> [Verilen görev 1] Aşağıdaki satırlardan, satırların başından "The server computer 10 is at (375, 332)." ifadesini içeren satıra kadar (her iki uç dahil) olan kısmı, "plurality of computers" yerine "set of computers" yazarak düzenleyiniz; geri kalan her şeyi değiştirmeden yalnızca bu satırları veriniz.

━━ Sayfa alıntısı ━━

Öncelikle genel bir dil tanımıyla başlamalı. Dil, kültür ve fikir vatanıdır. Bir millet olma bilinci ile paydasında buluştuğumuz zihinsel sınırlarımız da denebilir. Fikir vatanı dedik ama sınırları belirgin olmamakla beraber, diğer vatanlardan aldığı topraklar kendini zenginleştirirken karşı tarafı azaltmayıp aksine onore eder.
Alışverişleriyle halihazırdaki şeklini alan Türkçemiz geçmişten günümüze kabaca altı bölümle ayrılabilir:
1. Karanlık Devir: Nasıl oluştuğu hakkında bir mütabakat sağlanamış olsa da kabul gören görüş fiil dili olduğu şeklindedir. Bu dönemde geneli itibariyle, asker-millet olunduğundan emir komutayı kolaylaştırmak münasebetiyle emir kipiyle çekimli fiillerle bezeliydi.
2. Araplarla İlk Münasebetler: Talas Savaşı esnasında “Düşmanımın düşmanı, dostumdur.” ilkesine ithafen yanında yer aldıkları Araplarla sıkı bir bağ kurarak İslam’ı seçen Türkler için artık değişim kaçınılmazdı. Kutsal kitap Kur’an-ı Kerim’in de Arapça olması hasebiyle bir Arapça rüzgârı başlamış ve bu rüzgâr dil tarlamıza ileride çok başarılı olacağımız divan tohumları taşımıştı.
3. İlk Türk/İslam Sentezleri: Uygur alfabesi ve Göktürk alfabesinden sonra Arap alfabesi dile bir anda letafet kokuları saçmıştı. Acemi de olsak, yeni doğmuş bir çocuğun annesinin saç telleriyle oynaması gibi sözcüklerle, aruzla oynamaya başladık. İstidadımızın kuvveti bir de aruz arzusuyla birleşince artık yeni bir döneme girmiştik
4. Dilde Kadrolaşma ve Kemikleşme: Osmanlı Devletinin de etkisiyle İran Edebiyatıyla da tanışmaktan olsa olsa şeref duyardık. Artık iyice ustalaşmış, Klasik Türk Edebiyatı kavramının içini doldurmaya başlamıştık. En güzel beyitleri biz yazıyoruz derken bir de Hint Edebiyatının girift bilmeceleriyle tanıştık. Onun da hakkını verdik vesselam.
Halk iyiden iyiye edebiyatla hemhal olmuş, dilimizin ünü sınırları aşmıştı derken bir sabah Beyoğlu’nda bir genç kravatını ve fesini düzeltip evden çıktı. Gördüğü bir genç hanıma yabancısı olduğumuz bir hitapla seslendi: Bonjour madame!

━━━
━━ Verilen bilgiler ━━

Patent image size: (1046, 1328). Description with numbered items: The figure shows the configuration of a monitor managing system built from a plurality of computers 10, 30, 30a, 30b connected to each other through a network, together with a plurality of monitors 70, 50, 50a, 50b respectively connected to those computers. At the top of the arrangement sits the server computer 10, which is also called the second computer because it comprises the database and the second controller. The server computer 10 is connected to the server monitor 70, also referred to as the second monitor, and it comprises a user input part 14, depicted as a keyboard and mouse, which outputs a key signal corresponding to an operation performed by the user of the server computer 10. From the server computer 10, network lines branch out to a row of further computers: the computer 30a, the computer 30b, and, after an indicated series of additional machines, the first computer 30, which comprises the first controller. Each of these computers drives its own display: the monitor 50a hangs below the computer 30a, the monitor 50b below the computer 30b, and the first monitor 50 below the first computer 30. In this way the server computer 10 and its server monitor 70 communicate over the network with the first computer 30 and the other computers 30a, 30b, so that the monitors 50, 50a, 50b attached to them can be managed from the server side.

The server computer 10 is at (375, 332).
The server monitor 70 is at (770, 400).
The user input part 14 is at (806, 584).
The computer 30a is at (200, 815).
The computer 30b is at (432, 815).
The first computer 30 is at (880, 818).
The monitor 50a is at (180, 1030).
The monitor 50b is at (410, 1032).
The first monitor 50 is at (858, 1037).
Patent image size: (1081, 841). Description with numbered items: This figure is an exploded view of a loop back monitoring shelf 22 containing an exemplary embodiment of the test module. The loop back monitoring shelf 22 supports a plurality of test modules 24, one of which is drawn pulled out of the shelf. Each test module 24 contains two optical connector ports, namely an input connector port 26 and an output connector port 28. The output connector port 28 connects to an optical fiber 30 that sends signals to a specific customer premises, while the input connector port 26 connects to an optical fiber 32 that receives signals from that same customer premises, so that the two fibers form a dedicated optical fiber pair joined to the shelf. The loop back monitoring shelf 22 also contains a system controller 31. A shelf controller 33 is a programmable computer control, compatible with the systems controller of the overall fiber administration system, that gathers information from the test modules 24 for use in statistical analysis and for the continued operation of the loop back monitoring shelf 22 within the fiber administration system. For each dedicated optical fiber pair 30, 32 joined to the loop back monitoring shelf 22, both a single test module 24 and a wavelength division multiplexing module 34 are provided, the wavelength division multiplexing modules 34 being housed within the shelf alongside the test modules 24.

━━━

> [Verilen görev 2] Yukarıdaki sayfa alıntısında "Öncelikle genel bir" ifadesinden "aksine onore eder." ifadesine kadar olan bölümün bir kopyasını çıkarınız.

> [Tam yanıt 1]
Patent image size: (1046, 1328). Description with numbered items: The figure shows the configuration of a monitor managing system built from a set of computers 10, 30, 30a, 30b connected to each other through a network, together with a plurality of monitors 70, 50, 50a, 50b respectively connected to those computers. At the top of the arrangement sits the server computer 10, which is also called the second computer because it comprises the database and the second controller. The server computer 10 is connected to the server monitor 70, also referred to as the second monitor, and it comprises a user input part 14, depicted as a keyboard and mouse, which outputs a key signal corresponding to an operation performed by the user of the server computer 10. From the server computer 10, network lines branch out to a row of further computers: the computer 30a, the computer 30b, and, after an indicated series of additional machines, the first computer 30, which comprises the first controller. Each of these computers drives its own display: the monitor 50a hangs below the computer 30a, the monitor 50b below the computer 30b, and the first monitor 50 below the first computer 30. In this way the server computer 10 and its server monitor 70 communicate over the network with the first computer 30 and the other computers 30a, 30b, so that the monitors 50, 50a, 50b attached to them can be managed from the server side.

The server computer 10 is at (375, 332).

> [Tam yanıt 2]
Öncelikle genel bir dil tanımıyla başlamalı. Dil, kültür ve fikir vatanıdır. Bir millet olma bilinci ile paydasında buluştuğumuz zihinsel sınırlarımız da denebilir. Fikir vatanı dedik ama sınırları belirgin olmamakla beraber, diğer vatanlardan aldığı topraklar kendini zenginleştirirken karşı tarafı azaltmayıp aksine onore eder.